## What you are asked to do:
Reproduce all the lines exactly as they stand, apart from the pictures.

[START Entries]

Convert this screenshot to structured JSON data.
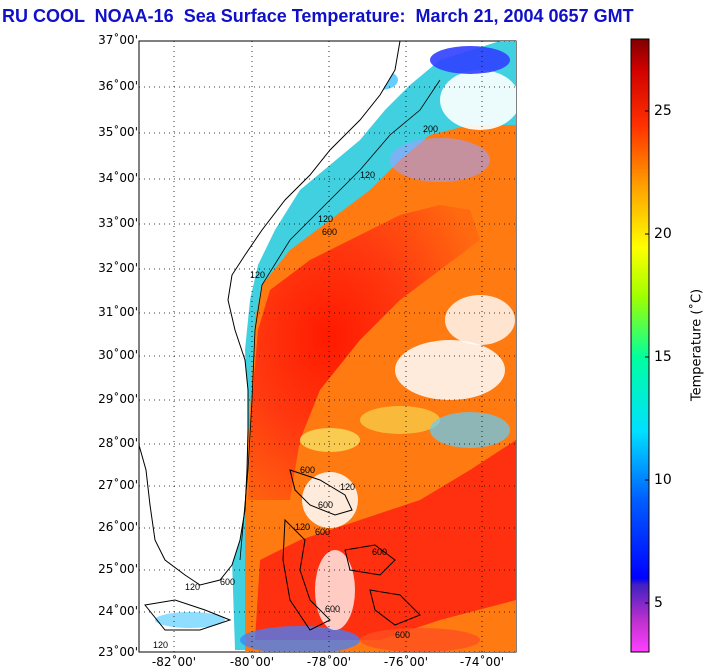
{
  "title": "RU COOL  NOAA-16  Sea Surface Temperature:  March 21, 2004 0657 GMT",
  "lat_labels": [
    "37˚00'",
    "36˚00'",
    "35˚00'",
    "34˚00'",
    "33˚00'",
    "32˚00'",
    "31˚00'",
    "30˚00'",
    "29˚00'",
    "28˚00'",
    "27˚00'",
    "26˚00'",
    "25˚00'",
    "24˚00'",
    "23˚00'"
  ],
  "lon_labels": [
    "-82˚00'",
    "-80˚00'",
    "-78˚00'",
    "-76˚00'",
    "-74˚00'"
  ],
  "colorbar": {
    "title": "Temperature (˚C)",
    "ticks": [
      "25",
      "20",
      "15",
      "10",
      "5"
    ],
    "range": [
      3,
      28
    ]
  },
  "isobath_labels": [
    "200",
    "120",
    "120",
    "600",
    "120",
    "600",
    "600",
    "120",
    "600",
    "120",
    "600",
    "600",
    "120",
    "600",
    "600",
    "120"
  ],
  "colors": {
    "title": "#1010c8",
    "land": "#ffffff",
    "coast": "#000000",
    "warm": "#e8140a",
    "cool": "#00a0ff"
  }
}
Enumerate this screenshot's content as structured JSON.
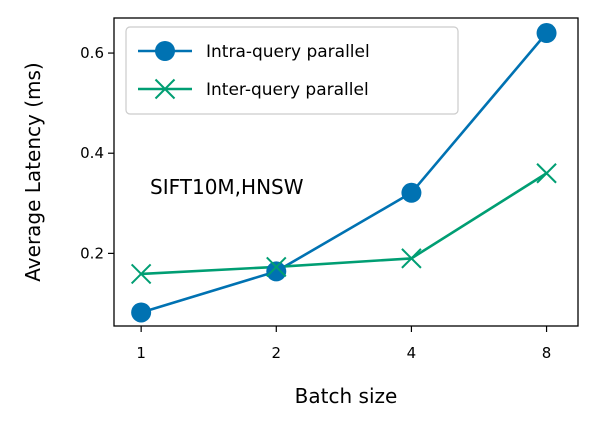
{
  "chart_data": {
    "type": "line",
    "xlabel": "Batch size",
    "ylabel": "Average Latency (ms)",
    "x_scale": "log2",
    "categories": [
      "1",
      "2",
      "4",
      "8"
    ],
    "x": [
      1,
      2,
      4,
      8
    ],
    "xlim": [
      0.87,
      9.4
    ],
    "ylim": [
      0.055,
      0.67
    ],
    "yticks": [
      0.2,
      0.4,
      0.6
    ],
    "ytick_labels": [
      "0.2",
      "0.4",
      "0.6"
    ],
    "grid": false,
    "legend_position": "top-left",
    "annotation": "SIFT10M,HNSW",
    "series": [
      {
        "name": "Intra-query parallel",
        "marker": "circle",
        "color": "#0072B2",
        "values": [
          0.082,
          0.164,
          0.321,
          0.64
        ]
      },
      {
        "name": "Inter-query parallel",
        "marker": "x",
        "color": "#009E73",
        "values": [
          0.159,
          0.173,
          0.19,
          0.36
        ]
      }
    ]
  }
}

[END Entries]

## Task answer:
Convert this screenshot to structured JSON data.
{
  "title": "RU COOL  NOAA-16  Sea Surface Temperature:  March 21, 2004 0657 GMT",
  "lat_labels": [
    "37˚00'",
    "36˚00'",
    "35˚00'",
    "34˚00'",
    "33˚00'",
    "32˚00'",
    "31˚00'",
    "30˚00'",
    "29˚00'",
    "28˚00'",
    "27˚00'",
    "26˚00'",
    "25˚00'",
    "24˚00'",
    "23˚00'"
  ],
  "lon_labels": [
    "-82˚00'",
    "-80˚00'",
    "-78˚00'",
    "-76˚00'",
    "-74˚00'"
  ],
  "colorbar": {
    "title": "Temperature (˚C)",
    "ticks": [
      "25",
      "20",
      "15",
      "10",
      "5"
    ],
    "range": [
      3,
      28
    ]
  },
  "isobath_labels": [
    "200",
    "120",
    "120",
    "600",
    "120",
    "600",
    "600",
    "120",
    "600",
    "120",
    "600",
    "600",
    "120",
    "600",
    "600",
    "120"
  ],
  "colors": {
    "title": "#1010c8",
    "land": "#ffffff",
    "coast": "#000000",
    "warm": "#e8140a",
    "cool": "#00a0ff"
  }
}
Enumerate this screenshot's content as structured JSON.
{
  "chart_data": {
    "type": "line",
    "xlabel": "Batch size",
    "ylabel": "Average Latency (ms)",
    "x_scale": "log2",
    "categories": [
      "1",
      "2",
      "4",
      "8"
    ],
    "x": [
      1,
      2,
      4,
      8
    ],
    "xlim": [
      0.87,
      9.4
    ],
    "ylim": [
      0.055,
      0.67
    ],
    "yticks": [
      0.2,
      0.4,
      0.6
    ],
    "ytick_labels": [
      "0.2",
      "0.4",
      "0.6"
    ],
    "grid": false,
    "legend_position": "top-left",
    "annotation": "SIFT10M,HNSW",
    "series": [
      {
        "name": "Intra-query parallel",
        "marker": "circle",
        "color": "#0072B2",
        "values": [
          0.082,
          0.164,
          0.321,
          0.64
        ]
      },
      {
        "name": "Inter-query parallel",
        "marker": "x",
        "color": "#009E73",
        "values": [
          0.159,
          0.173,
          0.19,
          0.36
        ]
      }
    ]
  }
}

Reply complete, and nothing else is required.